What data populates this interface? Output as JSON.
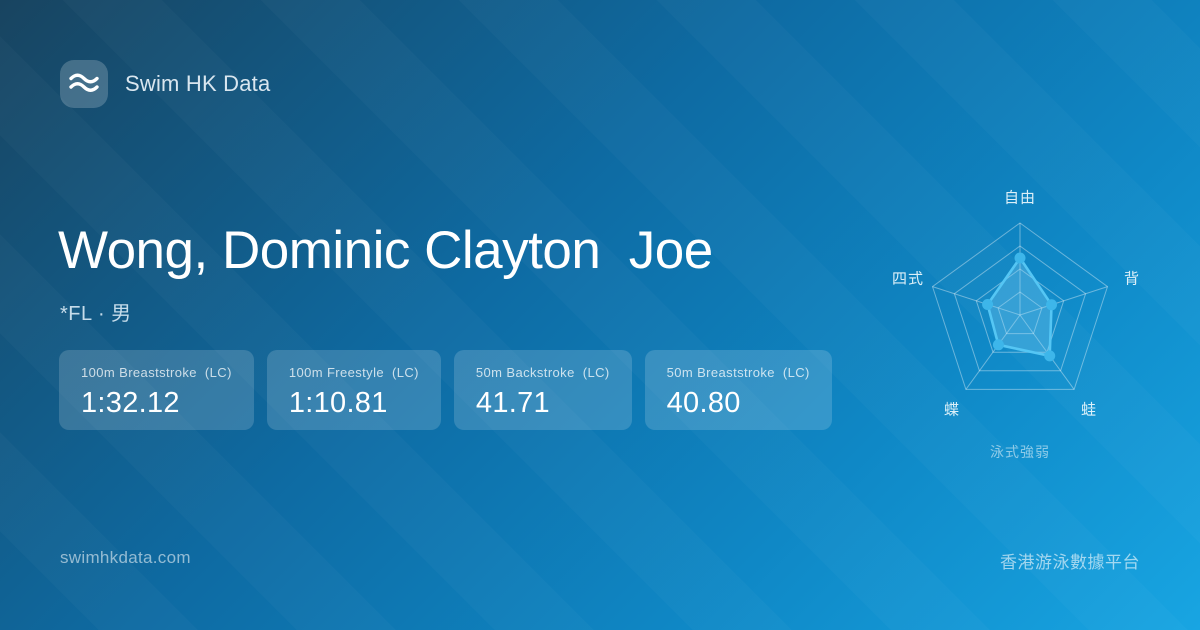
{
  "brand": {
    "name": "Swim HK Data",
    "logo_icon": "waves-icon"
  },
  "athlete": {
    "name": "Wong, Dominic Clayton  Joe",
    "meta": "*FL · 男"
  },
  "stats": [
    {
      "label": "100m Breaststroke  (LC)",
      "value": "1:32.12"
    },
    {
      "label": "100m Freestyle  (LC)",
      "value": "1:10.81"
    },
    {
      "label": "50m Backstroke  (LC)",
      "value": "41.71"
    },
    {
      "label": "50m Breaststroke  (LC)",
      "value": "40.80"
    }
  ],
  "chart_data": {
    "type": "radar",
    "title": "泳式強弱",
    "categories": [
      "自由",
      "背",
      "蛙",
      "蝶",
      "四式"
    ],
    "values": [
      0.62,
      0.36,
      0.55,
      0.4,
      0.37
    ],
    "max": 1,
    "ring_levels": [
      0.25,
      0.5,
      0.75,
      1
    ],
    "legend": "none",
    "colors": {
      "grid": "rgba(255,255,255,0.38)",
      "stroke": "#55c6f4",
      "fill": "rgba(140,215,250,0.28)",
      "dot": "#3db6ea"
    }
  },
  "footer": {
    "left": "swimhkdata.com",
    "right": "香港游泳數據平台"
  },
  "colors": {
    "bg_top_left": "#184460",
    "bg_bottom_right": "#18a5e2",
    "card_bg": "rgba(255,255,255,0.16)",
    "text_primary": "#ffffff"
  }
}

##############################

• **Given instruction**
What count of lines in the listing contain the word "label"? Reply with the number only.

• **The response**
4